STATED TASK: Each record below should be output verbatim, without pictures.

## Start

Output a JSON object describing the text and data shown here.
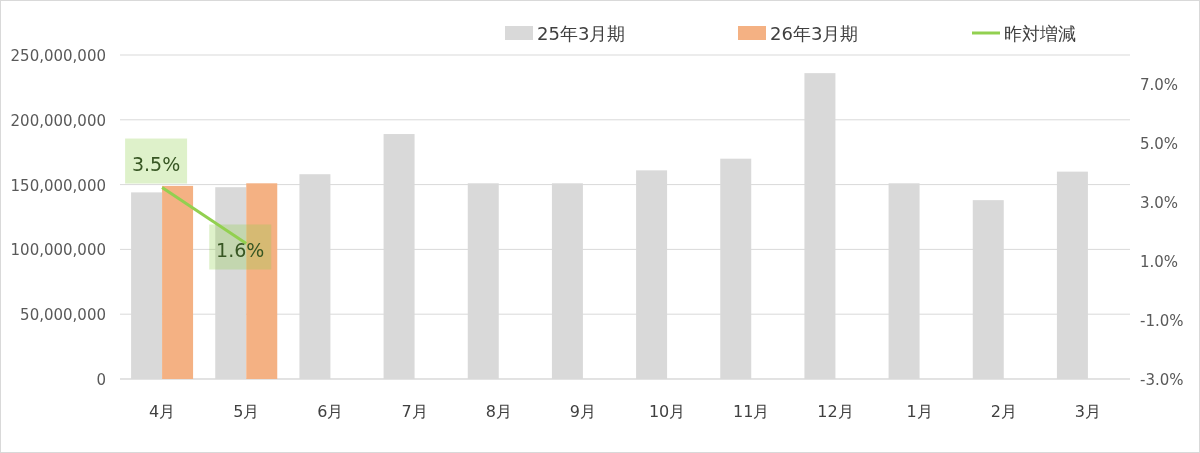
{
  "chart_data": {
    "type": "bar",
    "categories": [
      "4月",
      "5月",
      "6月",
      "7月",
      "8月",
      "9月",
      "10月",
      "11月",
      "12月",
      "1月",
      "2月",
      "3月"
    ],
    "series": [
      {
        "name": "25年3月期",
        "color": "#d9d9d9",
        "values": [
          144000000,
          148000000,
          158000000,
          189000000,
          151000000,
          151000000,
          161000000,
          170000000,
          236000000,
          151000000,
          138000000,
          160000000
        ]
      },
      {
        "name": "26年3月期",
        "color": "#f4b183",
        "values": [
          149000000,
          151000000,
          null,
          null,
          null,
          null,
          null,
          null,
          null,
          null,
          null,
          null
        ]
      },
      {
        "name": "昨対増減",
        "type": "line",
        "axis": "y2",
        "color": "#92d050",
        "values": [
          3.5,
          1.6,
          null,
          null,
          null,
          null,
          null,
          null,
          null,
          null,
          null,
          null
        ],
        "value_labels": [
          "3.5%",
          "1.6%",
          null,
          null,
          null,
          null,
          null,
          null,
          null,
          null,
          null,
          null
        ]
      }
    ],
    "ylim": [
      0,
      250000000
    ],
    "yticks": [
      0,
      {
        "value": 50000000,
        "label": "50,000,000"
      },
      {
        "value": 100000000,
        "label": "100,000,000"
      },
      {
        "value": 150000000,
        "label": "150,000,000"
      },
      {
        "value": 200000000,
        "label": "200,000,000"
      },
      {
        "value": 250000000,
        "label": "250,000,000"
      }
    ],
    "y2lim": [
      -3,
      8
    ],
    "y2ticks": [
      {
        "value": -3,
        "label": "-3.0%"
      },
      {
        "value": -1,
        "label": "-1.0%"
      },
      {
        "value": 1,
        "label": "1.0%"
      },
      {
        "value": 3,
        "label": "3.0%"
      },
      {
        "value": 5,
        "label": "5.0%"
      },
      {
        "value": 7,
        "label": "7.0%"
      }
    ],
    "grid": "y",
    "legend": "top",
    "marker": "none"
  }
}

## End

EXPECTED ANSWER:
Output a JSON object describing the text and data shown here.
{
  "chart_data": {
    "type": "bar",
    "categories": [
      "4月",
      "5月",
      "6月",
      "7月",
      "8月",
      "9月",
      "10月",
      "11月",
      "12月",
      "1月",
      "2月",
      "3月"
    ],
    "series": [
      {
        "name": "25年3月期",
        "color": "#d9d9d9",
        "values": [
          144000000,
          148000000,
          158000000,
          189000000,
          151000000,
          151000000,
          161000000,
          170000000,
          236000000,
          151000000,
          138000000,
          160000000
        ]
      },
      {
        "name": "26年3月期",
        "color": "#f4b183",
        "values": [
          149000000,
          151000000,
          null,
          null,
          null,
          null,
          null,
          null,
          null,
          null,
          null,
          null
        ]
      },
      {
        "name": "昨対増減",
        "type": "line",
        "axis": "y2",
        "color": "#92d050",
        "values": [
          3.5,
          1.6,
          null,
          null,
          null,
          null,
          null,
          null,
          null,
          null,
          null,
          null
        ],
        "value_labels": [
          "3.5%",
          "1.6%",
          null,
          null,
          null,
          null,
          null,
          null,
          null,
          null,
          null,
          null
        ]
      }
    ],
    "ylim": [
      0,
      250000000
    ],
    "yticks": [
      0,
      {
        "value": 50000000,
        "label": "50,000,000"
      },
      {
        "value": 100000000,
        "label": "100,000,000"
      },
      {
        "value": 150000000,
        "label": "150,000,000"
      },
      {
        "value": 200000000,
        "label": "200,000,000"
      },
      {
        "value": 250000000,
        "label": "250,000,000"
      }
    ],
    "y2lim": [
      -3,
      8
    ],
    "y2ticks": [
      {
        "value": -3,
        "label": "-3.0%"
      },
      {
        "value": -1,
        "label": "-1.0%"
      },
      {
        "value": 1,
        "label": "1.0%"
      },
      {
        "value": 3,
        "label": "3.0%"
      },
      {
        "value": 5,
        "label": "5.0%"
      },
      {
        "value": 7,
        "label": "7.0%"
      }
    ],
    "grid": "y",
    "legend": "top",
    "marker": "none"
  }
}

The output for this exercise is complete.